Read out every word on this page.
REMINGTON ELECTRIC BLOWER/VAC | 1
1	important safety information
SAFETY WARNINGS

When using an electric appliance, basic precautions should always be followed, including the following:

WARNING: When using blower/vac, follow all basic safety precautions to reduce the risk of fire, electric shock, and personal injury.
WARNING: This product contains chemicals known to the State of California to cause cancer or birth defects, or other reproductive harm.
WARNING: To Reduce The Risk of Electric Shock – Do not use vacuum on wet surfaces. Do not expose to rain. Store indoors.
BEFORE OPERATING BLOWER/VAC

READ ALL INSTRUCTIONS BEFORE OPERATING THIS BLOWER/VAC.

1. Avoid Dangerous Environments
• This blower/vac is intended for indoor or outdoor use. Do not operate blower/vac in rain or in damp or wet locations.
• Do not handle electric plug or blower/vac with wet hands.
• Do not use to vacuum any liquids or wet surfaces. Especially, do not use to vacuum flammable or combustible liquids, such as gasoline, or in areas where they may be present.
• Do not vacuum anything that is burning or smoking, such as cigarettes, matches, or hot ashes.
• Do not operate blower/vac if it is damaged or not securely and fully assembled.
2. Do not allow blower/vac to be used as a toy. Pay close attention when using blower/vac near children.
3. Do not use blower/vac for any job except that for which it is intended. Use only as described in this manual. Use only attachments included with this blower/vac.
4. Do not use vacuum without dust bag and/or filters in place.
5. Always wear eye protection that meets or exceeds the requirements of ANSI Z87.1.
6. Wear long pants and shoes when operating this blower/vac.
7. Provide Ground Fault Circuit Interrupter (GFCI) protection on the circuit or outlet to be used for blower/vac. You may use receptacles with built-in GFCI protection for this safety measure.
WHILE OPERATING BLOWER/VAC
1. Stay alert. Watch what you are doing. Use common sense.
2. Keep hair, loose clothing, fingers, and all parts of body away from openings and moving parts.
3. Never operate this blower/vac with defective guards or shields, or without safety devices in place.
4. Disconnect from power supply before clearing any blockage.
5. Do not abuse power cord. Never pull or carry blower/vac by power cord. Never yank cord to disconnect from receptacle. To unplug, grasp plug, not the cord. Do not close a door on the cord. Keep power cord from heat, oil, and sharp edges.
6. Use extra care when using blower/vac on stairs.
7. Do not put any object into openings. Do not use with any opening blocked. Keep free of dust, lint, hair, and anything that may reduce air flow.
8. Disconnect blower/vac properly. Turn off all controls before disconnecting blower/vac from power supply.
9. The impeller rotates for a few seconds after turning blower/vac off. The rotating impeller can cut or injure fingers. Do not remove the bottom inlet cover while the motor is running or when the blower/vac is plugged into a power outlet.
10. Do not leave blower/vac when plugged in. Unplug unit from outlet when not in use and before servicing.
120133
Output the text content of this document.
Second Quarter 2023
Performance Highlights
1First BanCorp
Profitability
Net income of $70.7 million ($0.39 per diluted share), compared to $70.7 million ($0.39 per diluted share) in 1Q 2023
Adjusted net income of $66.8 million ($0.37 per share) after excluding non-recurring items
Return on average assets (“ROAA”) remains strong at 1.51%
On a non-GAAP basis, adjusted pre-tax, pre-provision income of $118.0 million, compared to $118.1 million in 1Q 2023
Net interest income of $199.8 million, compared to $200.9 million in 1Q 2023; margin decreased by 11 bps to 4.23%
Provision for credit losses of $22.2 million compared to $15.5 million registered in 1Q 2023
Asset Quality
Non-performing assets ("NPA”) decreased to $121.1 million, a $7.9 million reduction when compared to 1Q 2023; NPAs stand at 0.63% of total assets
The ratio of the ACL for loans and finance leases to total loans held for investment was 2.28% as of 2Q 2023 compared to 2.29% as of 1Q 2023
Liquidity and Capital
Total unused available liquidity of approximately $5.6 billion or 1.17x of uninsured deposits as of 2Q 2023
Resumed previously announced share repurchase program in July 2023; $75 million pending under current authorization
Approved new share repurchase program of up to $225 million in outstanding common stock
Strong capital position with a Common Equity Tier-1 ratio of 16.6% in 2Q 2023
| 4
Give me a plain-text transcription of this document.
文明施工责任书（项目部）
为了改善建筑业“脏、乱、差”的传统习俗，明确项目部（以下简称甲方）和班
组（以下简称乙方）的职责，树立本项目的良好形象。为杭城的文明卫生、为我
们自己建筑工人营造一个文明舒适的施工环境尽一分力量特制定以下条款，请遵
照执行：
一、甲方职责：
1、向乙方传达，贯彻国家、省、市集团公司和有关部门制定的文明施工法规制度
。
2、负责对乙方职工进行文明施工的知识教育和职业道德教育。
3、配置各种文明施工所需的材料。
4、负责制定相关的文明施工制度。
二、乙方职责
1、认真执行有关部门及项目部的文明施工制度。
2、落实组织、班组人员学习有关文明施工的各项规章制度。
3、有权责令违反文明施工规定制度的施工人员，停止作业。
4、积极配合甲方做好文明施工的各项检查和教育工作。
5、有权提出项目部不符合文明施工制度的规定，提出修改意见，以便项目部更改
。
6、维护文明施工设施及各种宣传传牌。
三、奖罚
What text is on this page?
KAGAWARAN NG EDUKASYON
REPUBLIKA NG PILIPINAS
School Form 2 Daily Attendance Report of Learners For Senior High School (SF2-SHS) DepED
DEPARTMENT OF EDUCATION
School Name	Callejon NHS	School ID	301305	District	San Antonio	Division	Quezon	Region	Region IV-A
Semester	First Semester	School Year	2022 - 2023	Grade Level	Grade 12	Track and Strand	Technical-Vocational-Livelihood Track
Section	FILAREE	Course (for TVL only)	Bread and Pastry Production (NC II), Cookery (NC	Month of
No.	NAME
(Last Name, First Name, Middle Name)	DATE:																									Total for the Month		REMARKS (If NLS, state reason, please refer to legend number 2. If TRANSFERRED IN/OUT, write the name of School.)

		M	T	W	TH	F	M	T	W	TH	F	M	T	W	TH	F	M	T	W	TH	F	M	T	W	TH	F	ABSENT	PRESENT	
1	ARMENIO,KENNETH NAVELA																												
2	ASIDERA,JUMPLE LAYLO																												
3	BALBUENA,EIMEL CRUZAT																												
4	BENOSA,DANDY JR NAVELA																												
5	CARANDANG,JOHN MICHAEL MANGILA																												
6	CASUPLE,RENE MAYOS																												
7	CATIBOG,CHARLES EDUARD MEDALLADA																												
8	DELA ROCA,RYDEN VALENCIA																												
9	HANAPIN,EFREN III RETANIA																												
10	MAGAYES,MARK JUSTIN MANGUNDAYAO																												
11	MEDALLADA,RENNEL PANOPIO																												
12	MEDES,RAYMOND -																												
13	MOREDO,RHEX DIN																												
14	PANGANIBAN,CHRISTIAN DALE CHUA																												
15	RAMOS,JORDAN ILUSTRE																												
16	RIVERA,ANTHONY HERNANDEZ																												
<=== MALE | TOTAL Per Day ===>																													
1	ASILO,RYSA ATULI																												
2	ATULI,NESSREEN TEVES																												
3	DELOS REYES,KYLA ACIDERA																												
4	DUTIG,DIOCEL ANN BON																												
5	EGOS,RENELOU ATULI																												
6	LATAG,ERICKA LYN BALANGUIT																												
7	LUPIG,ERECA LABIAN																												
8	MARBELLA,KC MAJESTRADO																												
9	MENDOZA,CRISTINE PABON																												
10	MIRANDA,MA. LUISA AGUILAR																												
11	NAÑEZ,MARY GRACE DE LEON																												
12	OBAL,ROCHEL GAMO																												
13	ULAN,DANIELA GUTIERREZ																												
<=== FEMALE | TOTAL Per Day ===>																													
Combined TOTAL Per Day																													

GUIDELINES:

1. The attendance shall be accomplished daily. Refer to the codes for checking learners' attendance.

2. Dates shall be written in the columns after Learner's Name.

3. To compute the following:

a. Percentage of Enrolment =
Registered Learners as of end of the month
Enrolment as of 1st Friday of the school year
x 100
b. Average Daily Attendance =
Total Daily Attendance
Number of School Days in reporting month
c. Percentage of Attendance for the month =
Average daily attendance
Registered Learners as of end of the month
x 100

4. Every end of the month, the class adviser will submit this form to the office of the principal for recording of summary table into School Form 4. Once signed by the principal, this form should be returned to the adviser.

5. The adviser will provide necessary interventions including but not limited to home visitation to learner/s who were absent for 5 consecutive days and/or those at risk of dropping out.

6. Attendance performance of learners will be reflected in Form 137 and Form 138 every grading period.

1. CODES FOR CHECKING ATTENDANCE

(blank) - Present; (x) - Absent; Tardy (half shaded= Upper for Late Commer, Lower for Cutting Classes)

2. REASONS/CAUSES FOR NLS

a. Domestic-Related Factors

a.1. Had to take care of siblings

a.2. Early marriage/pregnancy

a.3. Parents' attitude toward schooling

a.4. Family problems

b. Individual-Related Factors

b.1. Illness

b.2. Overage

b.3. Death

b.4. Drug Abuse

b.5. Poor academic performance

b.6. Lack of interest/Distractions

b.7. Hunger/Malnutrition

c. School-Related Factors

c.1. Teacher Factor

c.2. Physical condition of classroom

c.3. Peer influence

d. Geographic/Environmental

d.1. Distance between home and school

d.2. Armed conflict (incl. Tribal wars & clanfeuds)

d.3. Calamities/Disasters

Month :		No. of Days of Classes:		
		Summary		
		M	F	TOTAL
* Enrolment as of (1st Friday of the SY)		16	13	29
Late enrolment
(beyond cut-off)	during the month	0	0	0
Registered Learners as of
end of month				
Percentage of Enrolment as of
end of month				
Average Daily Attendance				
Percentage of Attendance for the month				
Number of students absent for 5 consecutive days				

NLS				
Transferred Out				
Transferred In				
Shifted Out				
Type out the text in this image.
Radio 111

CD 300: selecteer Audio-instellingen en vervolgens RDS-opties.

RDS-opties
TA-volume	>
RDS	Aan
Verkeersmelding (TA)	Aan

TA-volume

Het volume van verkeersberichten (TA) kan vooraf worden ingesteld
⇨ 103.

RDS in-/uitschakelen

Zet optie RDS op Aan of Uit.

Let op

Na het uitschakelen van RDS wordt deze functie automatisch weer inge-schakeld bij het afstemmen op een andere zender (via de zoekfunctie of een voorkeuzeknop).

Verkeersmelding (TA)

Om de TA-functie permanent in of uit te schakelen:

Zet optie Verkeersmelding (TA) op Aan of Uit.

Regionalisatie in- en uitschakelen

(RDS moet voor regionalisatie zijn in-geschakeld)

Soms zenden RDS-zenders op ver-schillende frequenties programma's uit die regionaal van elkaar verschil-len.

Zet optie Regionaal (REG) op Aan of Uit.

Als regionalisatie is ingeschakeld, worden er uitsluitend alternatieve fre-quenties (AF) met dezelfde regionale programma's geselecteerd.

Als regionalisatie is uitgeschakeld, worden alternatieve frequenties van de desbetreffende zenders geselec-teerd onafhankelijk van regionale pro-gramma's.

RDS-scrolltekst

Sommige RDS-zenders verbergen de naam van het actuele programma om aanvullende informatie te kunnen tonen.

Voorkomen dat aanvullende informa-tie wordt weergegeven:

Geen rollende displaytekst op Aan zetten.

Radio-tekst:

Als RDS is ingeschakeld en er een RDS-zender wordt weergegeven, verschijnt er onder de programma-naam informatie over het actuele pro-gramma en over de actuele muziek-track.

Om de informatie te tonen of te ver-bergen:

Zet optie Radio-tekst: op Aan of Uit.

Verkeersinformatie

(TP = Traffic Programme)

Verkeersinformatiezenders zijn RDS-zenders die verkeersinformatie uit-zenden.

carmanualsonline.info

______________________________

Only a number is needed: how many lines of the material above contain "naam"?

2